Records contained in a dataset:
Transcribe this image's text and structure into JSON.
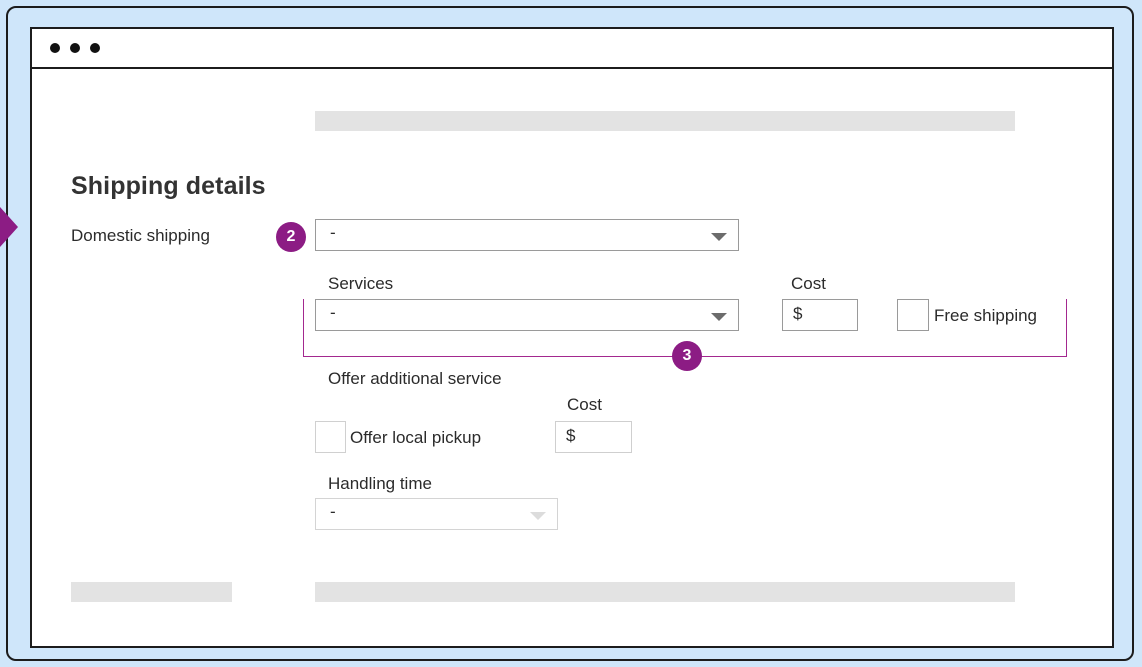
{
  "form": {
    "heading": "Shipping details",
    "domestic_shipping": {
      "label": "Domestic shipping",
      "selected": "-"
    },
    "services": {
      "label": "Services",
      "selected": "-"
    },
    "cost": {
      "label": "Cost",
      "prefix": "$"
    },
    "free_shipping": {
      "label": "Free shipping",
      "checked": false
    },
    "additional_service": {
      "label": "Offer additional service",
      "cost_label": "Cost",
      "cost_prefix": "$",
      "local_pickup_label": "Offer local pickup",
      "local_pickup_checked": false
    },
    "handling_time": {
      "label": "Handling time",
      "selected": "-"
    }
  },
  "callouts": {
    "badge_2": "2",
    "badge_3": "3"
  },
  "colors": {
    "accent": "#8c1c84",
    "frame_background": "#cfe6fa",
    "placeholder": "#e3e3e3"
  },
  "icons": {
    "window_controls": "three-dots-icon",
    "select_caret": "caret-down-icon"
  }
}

Your task: Leave out the pictures and copy every record above exactly.

Task output:
Transcribe this image's text and structure into JSON.
{
  "form": {
    "heading": "Shipping details",
    "domestic_shipping": {
      "label": "Domestic shipping",
      "selected": "-"
    },
    "services": {
      "label": "Services",
      "selected": "-"
    },
    "cost": {
      "label": "Cost",
      "prefix": "$"
    },
    "free_shipping": {
      "label": "Free shipping",
      "checked": false
    },
    "additional_service": {
      "label": "Offer additional service",
      "cost_label": "Cost",
      "cost_prefix": "$",
      "local_pickup_label": "Offer local pickup",
      "local_pickup_checked": false
    },
    "handling_time": {
      "label": "Handling time",
      "selected": "-"
    }
  },
  "callouts": {
    "badge_2": "2",
    "badge_3": "3"
  },
  "colors": {
    "accent": "#8c1c84",
    "frame_background": "#cfe6fa",
    "placeholder": "#e3e3e3"
  },
  "icons": {
    "window_controls": "three-dots-icon",
    "select_caret": "caret-down-icon"
  }
}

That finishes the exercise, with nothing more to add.